- **Directive**
Return every line below in which "JSON" appears.

- **Materials provided**

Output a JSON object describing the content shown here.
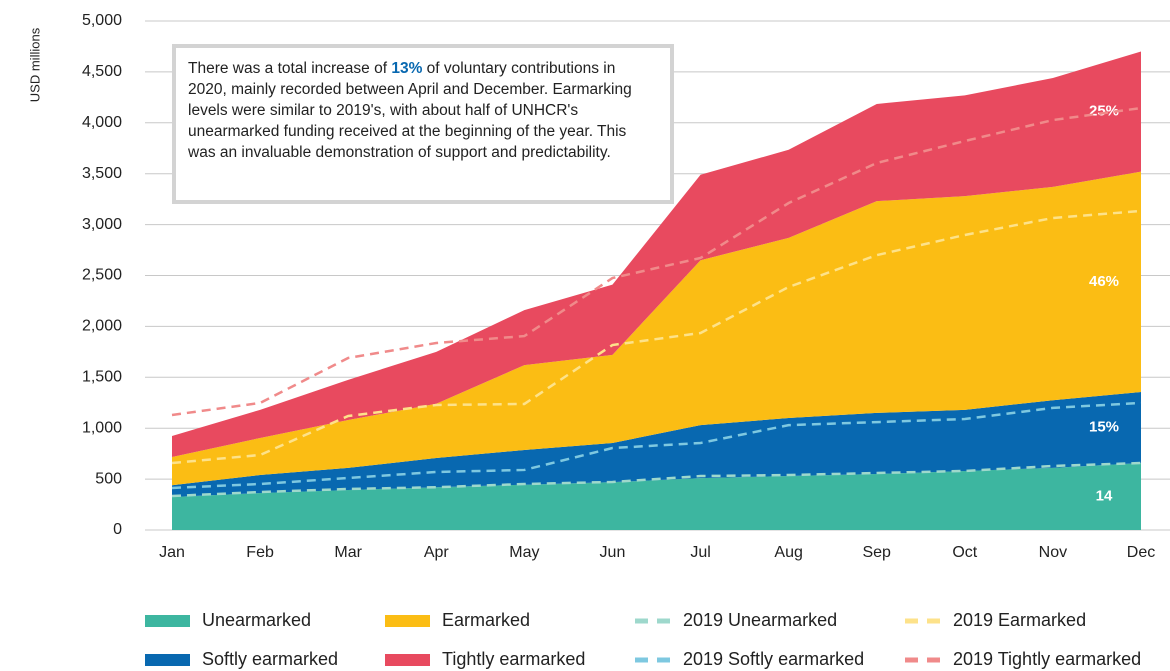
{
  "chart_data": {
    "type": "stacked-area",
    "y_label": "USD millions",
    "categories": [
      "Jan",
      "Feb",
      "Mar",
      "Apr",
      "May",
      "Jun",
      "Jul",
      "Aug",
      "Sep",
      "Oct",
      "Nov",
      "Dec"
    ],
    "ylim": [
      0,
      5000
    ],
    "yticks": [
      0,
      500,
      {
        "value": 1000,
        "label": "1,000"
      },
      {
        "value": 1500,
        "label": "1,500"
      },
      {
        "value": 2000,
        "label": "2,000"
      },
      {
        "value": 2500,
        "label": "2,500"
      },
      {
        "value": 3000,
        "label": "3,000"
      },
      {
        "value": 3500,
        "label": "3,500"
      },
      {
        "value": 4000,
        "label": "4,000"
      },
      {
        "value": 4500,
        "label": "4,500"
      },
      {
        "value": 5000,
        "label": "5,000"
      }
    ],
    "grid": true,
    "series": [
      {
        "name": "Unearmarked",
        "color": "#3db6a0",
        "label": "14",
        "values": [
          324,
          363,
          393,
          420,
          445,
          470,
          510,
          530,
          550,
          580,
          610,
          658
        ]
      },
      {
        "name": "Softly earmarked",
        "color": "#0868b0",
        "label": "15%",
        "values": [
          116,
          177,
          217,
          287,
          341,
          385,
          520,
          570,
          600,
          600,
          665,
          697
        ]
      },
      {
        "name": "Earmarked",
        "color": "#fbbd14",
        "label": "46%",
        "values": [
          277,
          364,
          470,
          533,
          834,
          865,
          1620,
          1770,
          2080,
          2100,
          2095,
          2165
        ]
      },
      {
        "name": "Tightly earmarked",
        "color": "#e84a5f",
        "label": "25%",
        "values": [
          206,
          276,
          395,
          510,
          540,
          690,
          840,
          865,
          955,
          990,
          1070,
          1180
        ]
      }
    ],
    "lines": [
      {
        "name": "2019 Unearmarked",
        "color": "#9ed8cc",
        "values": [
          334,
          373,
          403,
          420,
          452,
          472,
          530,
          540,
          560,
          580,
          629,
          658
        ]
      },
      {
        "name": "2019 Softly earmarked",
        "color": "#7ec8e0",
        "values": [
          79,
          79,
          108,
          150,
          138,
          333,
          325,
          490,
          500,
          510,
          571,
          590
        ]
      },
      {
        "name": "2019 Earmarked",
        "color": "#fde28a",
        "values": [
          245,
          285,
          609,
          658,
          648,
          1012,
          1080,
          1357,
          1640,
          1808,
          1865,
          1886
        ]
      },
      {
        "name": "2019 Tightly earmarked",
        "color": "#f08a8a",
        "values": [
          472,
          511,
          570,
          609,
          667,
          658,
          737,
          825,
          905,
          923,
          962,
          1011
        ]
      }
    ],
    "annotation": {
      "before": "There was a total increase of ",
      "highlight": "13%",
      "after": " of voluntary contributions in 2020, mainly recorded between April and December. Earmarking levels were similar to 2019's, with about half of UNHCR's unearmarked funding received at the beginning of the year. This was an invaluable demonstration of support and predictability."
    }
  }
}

--

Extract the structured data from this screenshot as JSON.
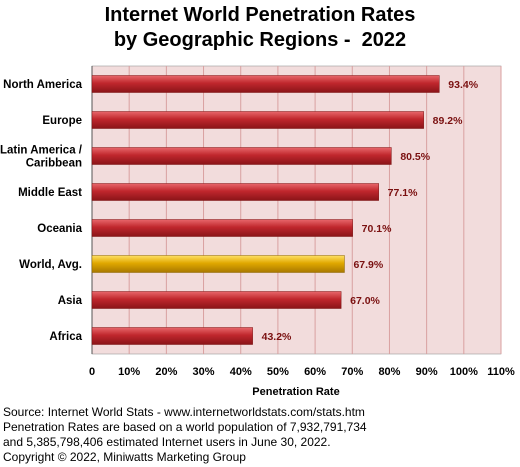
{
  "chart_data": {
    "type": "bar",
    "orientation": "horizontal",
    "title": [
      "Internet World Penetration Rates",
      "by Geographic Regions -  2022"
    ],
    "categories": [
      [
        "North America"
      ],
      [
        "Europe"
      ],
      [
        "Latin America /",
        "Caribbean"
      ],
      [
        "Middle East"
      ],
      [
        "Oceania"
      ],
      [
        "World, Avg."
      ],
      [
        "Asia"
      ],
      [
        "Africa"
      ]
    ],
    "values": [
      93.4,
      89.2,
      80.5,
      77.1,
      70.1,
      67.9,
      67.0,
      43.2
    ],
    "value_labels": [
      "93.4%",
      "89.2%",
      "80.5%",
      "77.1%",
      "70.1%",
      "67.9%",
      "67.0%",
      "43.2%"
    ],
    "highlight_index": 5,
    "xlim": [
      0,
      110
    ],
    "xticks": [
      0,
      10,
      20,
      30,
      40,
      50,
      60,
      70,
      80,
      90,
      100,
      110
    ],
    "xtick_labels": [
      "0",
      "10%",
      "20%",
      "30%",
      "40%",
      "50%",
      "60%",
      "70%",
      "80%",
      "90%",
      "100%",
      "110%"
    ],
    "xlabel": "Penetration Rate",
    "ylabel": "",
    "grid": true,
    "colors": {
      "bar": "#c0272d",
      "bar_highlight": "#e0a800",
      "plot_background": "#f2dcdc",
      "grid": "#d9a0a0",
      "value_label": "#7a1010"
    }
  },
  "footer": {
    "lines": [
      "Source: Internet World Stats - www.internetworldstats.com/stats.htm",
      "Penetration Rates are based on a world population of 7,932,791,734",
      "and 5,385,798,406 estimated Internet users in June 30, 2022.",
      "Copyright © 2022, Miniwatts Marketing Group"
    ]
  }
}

- **Answer for this exercise**
Output a JSON object describing the content shown here.
Extract the structured data from this screenshot as JSON.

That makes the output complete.